Provided information:
·····
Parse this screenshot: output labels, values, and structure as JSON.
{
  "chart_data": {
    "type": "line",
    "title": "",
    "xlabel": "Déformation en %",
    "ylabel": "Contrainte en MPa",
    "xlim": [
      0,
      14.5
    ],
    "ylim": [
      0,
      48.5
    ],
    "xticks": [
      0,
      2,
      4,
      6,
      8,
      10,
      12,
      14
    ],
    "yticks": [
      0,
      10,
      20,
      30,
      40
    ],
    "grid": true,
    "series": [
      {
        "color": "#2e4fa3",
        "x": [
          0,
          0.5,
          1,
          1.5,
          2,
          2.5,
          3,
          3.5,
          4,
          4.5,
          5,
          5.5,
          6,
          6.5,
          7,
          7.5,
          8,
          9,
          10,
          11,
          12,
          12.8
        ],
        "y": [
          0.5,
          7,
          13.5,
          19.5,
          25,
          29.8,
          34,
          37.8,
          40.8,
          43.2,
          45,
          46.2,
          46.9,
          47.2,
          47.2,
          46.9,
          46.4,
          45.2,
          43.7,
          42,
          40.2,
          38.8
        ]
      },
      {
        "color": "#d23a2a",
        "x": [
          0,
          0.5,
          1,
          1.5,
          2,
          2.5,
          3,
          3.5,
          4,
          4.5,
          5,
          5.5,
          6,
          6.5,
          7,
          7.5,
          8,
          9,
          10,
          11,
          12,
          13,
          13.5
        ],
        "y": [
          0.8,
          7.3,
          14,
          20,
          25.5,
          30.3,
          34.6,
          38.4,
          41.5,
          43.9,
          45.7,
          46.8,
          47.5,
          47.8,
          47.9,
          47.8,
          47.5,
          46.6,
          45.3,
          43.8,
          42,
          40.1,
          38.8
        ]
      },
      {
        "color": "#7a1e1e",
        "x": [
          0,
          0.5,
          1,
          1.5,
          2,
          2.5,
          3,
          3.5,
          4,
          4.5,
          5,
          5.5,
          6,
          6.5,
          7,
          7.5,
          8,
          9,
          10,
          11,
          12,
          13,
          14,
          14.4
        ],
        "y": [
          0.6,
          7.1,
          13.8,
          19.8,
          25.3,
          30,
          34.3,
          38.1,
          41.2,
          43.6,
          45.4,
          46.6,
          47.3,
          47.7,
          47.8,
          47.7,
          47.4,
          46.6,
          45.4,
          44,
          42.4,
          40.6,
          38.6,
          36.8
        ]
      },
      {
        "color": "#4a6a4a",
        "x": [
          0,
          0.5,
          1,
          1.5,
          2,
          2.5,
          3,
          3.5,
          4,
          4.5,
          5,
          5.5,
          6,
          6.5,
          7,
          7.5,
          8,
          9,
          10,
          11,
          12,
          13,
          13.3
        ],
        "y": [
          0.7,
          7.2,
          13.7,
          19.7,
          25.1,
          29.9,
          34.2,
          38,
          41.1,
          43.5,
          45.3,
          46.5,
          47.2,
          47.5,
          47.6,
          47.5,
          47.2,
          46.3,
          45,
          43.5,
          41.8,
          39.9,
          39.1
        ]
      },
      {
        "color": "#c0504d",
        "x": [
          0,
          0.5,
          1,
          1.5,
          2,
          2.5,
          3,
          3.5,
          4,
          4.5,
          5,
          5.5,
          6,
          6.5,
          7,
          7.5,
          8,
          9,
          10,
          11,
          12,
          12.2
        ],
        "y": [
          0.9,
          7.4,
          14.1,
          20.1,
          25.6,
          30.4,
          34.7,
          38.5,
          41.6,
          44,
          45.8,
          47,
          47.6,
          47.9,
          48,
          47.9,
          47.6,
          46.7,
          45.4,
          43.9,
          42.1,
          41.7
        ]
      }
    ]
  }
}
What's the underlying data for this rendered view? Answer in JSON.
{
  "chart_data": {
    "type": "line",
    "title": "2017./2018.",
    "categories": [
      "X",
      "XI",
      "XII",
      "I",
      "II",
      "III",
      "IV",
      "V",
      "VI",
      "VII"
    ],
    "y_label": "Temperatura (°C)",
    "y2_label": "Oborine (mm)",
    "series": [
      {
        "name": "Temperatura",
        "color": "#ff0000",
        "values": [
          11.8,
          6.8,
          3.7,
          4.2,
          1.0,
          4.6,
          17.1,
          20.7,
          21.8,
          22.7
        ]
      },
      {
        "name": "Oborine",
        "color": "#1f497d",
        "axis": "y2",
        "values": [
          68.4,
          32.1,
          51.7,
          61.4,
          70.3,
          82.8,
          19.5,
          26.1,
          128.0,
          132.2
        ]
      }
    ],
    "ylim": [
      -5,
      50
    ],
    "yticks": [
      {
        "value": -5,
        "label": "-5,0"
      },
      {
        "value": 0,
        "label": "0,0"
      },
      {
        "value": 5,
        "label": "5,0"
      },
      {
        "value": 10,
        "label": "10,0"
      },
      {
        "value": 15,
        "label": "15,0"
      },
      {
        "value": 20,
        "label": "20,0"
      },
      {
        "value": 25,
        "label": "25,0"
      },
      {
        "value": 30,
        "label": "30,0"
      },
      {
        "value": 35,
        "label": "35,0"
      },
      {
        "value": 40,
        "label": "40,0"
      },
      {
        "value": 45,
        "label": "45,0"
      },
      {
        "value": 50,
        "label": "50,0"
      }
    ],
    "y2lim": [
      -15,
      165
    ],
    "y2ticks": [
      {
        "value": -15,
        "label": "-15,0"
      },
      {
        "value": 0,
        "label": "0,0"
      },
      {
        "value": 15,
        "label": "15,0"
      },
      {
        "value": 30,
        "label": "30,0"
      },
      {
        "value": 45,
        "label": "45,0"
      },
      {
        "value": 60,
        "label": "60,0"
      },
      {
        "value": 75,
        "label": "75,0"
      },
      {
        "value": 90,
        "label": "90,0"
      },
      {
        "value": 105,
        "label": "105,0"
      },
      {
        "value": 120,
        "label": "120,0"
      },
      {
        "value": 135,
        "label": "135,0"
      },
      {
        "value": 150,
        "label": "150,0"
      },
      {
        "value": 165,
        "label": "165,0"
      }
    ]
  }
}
·····
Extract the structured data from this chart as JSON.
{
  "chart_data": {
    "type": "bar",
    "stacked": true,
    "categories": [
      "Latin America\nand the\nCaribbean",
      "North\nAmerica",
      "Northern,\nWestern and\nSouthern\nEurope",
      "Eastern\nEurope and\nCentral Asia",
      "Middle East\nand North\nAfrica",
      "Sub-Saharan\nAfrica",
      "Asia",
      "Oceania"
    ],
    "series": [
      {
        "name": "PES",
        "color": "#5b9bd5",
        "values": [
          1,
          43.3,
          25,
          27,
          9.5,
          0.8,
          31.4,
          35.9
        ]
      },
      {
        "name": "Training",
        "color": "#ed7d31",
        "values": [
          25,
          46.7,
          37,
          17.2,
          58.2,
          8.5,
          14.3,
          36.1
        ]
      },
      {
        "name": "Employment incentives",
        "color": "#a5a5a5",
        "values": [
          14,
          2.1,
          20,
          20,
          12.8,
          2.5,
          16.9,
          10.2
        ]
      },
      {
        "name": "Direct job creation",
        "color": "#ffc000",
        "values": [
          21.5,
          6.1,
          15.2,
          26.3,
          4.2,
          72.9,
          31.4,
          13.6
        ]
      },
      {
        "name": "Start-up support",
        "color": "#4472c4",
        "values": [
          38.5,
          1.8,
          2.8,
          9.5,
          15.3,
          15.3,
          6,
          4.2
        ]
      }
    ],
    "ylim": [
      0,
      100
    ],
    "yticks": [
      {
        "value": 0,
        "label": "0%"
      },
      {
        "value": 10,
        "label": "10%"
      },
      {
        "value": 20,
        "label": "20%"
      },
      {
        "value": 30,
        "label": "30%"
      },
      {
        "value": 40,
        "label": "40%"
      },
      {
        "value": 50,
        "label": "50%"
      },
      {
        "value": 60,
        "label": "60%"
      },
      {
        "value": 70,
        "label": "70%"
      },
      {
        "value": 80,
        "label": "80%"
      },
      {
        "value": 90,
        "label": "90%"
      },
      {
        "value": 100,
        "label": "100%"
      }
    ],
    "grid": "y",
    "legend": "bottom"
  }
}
·····
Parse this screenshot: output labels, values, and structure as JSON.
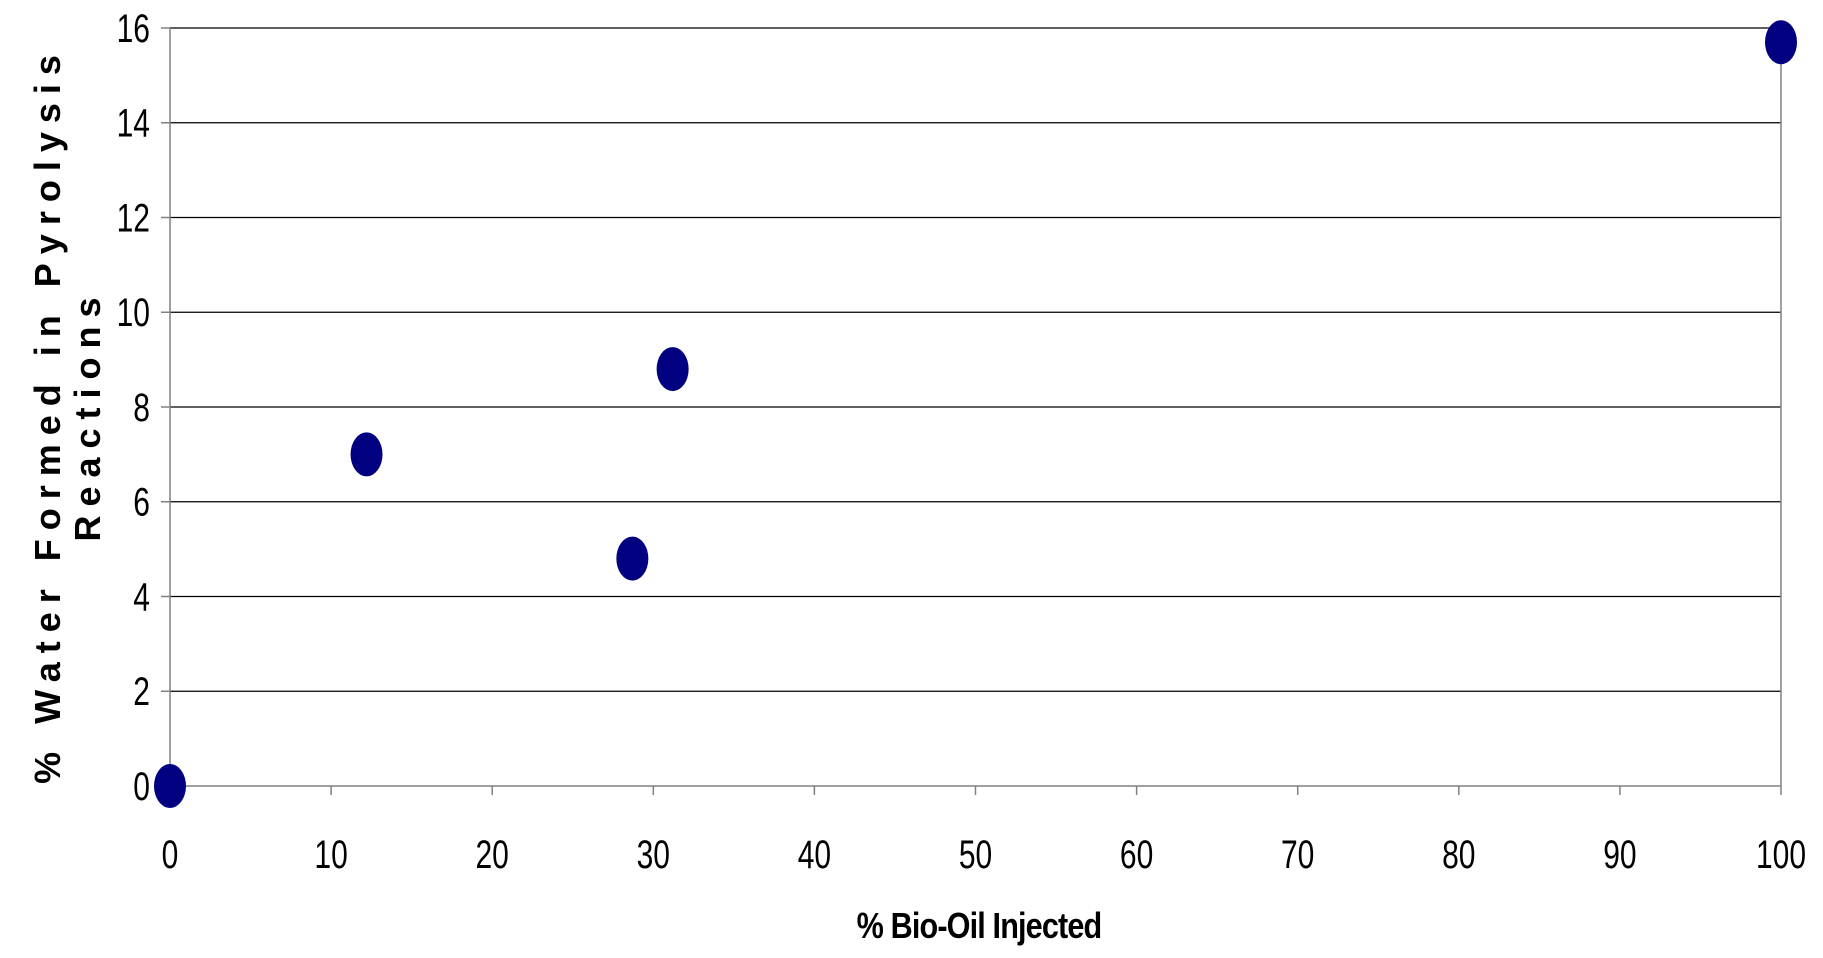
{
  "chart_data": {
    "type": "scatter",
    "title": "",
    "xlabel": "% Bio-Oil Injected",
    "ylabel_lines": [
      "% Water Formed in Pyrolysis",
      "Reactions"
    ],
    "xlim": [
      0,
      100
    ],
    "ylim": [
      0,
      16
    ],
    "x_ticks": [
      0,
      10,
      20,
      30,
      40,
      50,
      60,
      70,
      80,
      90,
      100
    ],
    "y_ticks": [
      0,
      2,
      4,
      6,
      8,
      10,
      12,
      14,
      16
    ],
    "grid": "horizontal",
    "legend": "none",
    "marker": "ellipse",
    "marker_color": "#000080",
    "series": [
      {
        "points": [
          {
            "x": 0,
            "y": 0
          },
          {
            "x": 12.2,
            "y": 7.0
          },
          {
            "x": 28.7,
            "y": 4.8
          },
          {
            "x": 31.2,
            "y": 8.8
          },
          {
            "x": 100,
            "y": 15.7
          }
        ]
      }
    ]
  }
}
·····
What to produce: Gather each line that holds "nAfrica".

Response to this exercise:
      "Middle East\nand North\nAfrica",
      "Sub-Saharan\nAfrica",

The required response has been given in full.